◆ **Exercise goal**
Extract the records below word for word and ignore the images.

◆ **Material for the task**
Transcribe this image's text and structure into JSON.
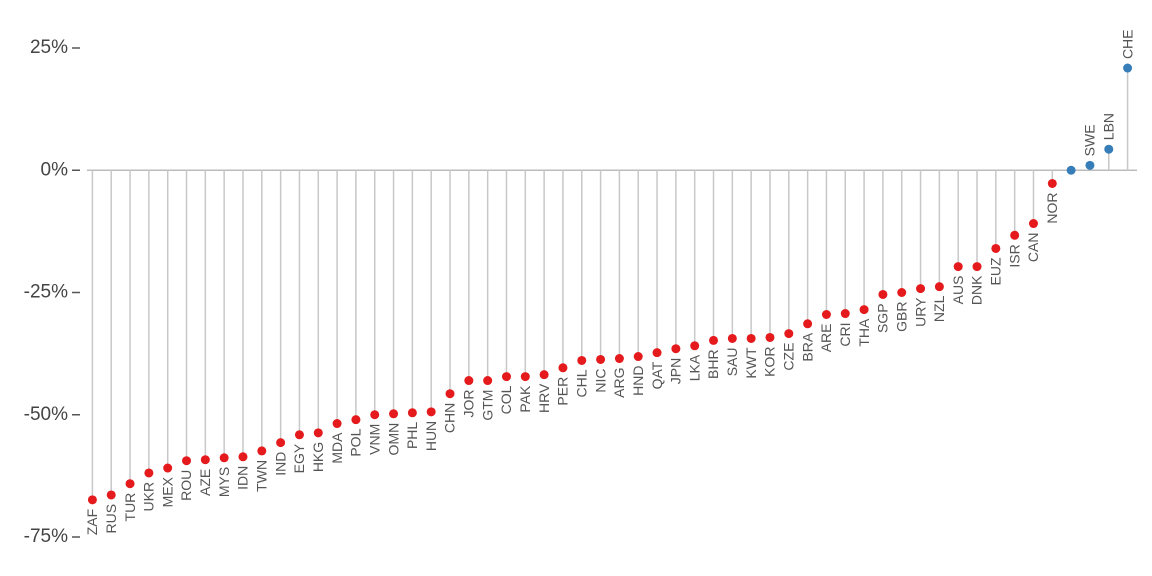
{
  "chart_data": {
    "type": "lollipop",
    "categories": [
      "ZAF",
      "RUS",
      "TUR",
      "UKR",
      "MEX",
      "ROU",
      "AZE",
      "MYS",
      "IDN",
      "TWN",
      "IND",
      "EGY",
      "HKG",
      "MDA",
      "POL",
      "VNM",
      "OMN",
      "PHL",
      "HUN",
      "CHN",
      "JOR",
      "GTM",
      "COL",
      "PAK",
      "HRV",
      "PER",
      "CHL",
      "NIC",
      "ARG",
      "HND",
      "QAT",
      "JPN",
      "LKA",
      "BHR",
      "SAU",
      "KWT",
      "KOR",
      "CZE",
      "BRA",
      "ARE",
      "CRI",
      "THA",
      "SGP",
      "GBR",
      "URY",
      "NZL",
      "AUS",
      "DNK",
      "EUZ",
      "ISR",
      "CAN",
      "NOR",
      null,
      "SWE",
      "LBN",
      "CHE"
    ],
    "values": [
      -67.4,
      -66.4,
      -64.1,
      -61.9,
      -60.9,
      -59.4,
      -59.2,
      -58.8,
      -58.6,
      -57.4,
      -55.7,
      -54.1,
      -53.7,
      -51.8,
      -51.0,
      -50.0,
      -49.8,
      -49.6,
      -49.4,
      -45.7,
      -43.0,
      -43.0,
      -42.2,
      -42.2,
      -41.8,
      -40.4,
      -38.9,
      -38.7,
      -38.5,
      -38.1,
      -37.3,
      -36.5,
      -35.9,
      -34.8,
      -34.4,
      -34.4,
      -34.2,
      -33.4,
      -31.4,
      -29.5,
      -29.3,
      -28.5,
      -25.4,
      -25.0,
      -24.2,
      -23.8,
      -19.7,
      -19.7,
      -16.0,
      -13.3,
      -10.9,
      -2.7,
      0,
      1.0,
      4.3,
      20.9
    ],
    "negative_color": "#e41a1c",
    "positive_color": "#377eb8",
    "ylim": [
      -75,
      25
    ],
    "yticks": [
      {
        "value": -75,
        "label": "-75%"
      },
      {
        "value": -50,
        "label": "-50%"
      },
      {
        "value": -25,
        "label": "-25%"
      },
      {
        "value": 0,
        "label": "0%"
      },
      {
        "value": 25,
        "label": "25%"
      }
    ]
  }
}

◆ **Expected answer**
Transcribe this image's text and structure into JSON.
{
  "chart_data": {
    "type": "lollipop",
    "categories": [
      "ZAF",
      "RUS",
      "TUR",
      "UKR",
      "MEX",
      "ROU",
      "AZE",
      "MYS",
      "IDN",
      "TWN",
      "IND",
      "EGY",
      "HKG",
      "MDA",
      "POL",
      "VNM",
      "OMN",
      "PHL",
      "HUN",
      "CHN",
      "JOR",
      "GTM",
      "COL",
      "PAK",
      "HRV",
      "PER",
      "CHL",
      "NIC",
      "ARG",
      "HND",
      "QAT",
      "JPN",
      "LKA",
      "BHR",
      "SAU",
      "KWT",
      "KOR",
      "CZE",
      "BRA",
      "ARE",
      "CRI",
      "THA",
      "SGP",
      "GBR",
      "URY",
      "NZL",
      "AUS",
      "DNK",
      "EUZ",
      "ISR",
      "CAN",
      "NOR",
      null,
      "SWE",
      "LBN",
      "CHE"
    ],
    "values": [
      -67.4,
      -66.4,
      -64.1,
      -61.9,
      -60.9,
      -59.4,
      -59.2,
      -58.8,
      -58.6,
      -57.4,
      -55.7,
      -54.1,
      -53.7,
      -51.8,
      -51.0,
      -50.0,
      -49.8,
      -49.6,
      -49.4,
      -45.7,
      -43.0,
      -43.0,
      -42.2,
      -42.2,
      -41.8,
      -40.4,
      -38.9,
      -38.7,
      -38.5,
      -38.1,
      -37.3,
      -36.5,
      -35.9,
      -34.8,
      -34.4,
      -34.4,
      -34.2,
      -33.4,
      -31.4,
      -29.5,
      -29.3,
      -28.5,
      -25.4,
      -25.0,
      -24.2,
      -23.8,
      -19.7,
      -19.7,
      -16.0,
      -13.3,
      -10.9,
      -2.7,
      0,
      1.0,
      4.3,
      20.9
    ],
    "negative_color": "#e41a1c",
    "positive_color": "#377eb8",
    "ylim": [
      -75,
      25
    ],
    "yticks": [
      {
        "value": -75,
        "label": "-75%"
      },
      {
        "value": -50,
        "label": "-50%"
      },
      {
        "value": -25,
        "label": "-25%"
      },
      {
        "value": 0,
        "label": "0%"
      },
      {
        "value": 25,
        "label": "25%"
      }
    ]
  }
}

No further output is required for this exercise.